To be done: The records below are to be repeated in full, exactly as they are.
** START Extracted entries **
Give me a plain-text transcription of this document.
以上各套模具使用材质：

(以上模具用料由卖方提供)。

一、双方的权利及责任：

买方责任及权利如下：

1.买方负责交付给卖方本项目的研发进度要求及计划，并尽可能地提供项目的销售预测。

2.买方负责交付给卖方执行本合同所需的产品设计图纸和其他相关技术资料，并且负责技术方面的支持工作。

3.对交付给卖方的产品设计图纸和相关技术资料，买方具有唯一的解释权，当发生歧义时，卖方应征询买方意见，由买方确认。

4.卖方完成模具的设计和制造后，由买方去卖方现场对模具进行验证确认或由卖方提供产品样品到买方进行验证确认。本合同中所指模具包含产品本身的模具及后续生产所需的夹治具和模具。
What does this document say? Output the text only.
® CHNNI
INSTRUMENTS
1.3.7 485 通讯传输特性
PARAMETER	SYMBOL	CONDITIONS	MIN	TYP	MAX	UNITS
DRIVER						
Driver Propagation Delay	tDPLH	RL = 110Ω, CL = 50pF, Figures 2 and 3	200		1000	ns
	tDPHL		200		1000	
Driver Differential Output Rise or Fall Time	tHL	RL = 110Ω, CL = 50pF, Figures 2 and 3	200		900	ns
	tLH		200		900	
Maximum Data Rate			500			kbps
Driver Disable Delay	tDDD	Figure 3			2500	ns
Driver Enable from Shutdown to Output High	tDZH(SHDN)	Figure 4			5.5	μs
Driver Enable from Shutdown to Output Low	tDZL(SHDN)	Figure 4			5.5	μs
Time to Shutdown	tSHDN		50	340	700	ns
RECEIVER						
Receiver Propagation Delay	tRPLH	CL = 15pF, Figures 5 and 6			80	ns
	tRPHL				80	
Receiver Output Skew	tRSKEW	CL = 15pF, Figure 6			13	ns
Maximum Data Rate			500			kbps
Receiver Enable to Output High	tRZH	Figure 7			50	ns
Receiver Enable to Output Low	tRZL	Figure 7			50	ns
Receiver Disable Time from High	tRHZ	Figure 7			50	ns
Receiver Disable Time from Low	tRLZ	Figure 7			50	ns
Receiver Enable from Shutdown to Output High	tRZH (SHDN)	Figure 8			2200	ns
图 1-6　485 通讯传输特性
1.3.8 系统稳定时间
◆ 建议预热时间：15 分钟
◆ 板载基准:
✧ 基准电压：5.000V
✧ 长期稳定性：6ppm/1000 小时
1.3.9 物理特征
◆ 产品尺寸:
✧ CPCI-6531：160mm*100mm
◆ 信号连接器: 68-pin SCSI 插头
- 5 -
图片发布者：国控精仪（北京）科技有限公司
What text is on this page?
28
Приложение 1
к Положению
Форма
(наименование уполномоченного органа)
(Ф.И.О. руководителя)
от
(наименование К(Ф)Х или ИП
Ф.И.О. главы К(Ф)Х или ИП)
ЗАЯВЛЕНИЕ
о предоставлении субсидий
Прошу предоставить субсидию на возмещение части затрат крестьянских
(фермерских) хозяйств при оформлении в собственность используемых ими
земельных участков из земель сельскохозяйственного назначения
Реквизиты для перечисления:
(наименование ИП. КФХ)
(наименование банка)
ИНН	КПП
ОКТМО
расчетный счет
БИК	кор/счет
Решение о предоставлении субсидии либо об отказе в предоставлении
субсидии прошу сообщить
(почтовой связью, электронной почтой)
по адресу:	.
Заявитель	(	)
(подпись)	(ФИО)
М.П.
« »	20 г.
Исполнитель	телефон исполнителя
** END Extracted entries **
Correct answer:
Give me a plain-text transcription of this document.
以上各套模具使用材质：

(以上模具用料由卖方提供)。

一、双方的权利及责任：

买方责任及权利如下：

1.买方负责交付给卖方本项目的研发进度要求及计划，并尽可能地提供项目的销售预测。

2.买方负责交付给卖方执行本合同所需的产品设计图纸和其他相关技术资料，并且负责技术方面的支持工作。

3.对交付给卖方的产品设计图纸和相关技术资料，买方具有唯一的解释权，当发生歧义时，卖方应征询买方意见，由买方确认。

4.卖方完成模具的设计和制造后，由买方去卖方现场对模具进行验证确认或由卖方提供产品样品到买方进行验证确认。本合同中所指模具包含产品本身的模具及后续生产所需的夹治具和模具。
What does this document say? Output the text only.
® CHNNI
INSTRUMENTS
1.3.7 485 通讯传输特性
PARAMETER	SYMBOL	CONDITIONS	MIN	TYP	MAX	UNITS
DRIVER						
Driver Propagation Delay	tDPLH	RL = 110Ω, CL = 50pF, Figures 2 and 3	200		1000	ns
	tDPHL		200		1000	
Driver Differential Output Rise or Fall Time	tHL	RL = 110Ω, CL = 50pF, Figures 2 and 3	200		900	ns
	tLH		200		900	
Maximum Data Rate			500			kbps
Driver Disable Delay	tDDD	Figure 3			2500	ns
Driver Enable from Shutdown to Output High	tDZH(SHDN)	Figure 4			5.5	μs
Driver Enable from Shutdown to Output Low	tDZL(SHDN)	Figure 4			5.5	μs
Time to Shutdown	tSHDN		50	340	700	ns
RECEIVER						
Receiver Propagation Delay	tRPLH	CL = 15pF, Figures 5 and 6			80	ns
	tRPHL				80	
Receiver Output Skew	tRSKEW	CL = 15pF, Figure 6			13	ns
Maximum Data Rate			500			kbps
Receiver Enable to Output High	tRZH	Figure 7			50	ns
Receiver Enable to Output Low	tRZL	Figure 7			50	ns
Receiver Disable Time from High	tRHZ	Figure 7			50	ns
Receiver Disable Time from Low	tRLZ	Figure 7			50	ns
Receiver Enable from Shutdown to Output High	tRZH (SHDN)	Figure 8			2200	ns
图 1-6　485 通讯传输特性
1.3.8 系统稳定时间
◆ 建议预热时间：15 分钟
◆ 板载基准:
✧ 基准电压：5.000V
✧ 长期稳定性：6ppm/1000 小时
1.3.9 物理特征
◆ 产品尺寸:
✧ CPCI-6531：160mm*100mm
◆ 信号连接器: 68-pin SCSI 插头
- 5 -
图片发布者：国控精仪（北京）科技有限公司
What text is on this page?
28
Приложение 1
к Положению
Форма
(наименование уполномоченного органа)
(Ф.И.О. руководителя)
от
(наименование К(Ф)Х или ИП
Ф.И.О. главы К(Ф)Х или ИП)
ЗАЯВЛЕНИЕ
о предоставлении субсидий
Прошу предоставить субсидию на возмещение части затрат крестьянских
(фермерских) хозяйств при оформлении в собственность используемых ими
земельных участков из земель сельскохозяйственного назначения
Реквизиты для перечисления:
(наименование ИП. КФХ)
(наименование банка)
ИНН	КПП
ОКТМО
расчетный счет
БИК	кор/счет
Решение о предоставлении субсидии либо об отказе в предоставлении
субсидии прошу сообщить
(почтовой связью, электронной почтой)
по адресу:	.
Заявитель	(	)
(подпись)	(ФИО)
М.П.
« »	20 г.
Исполнитель	телефон исполнителя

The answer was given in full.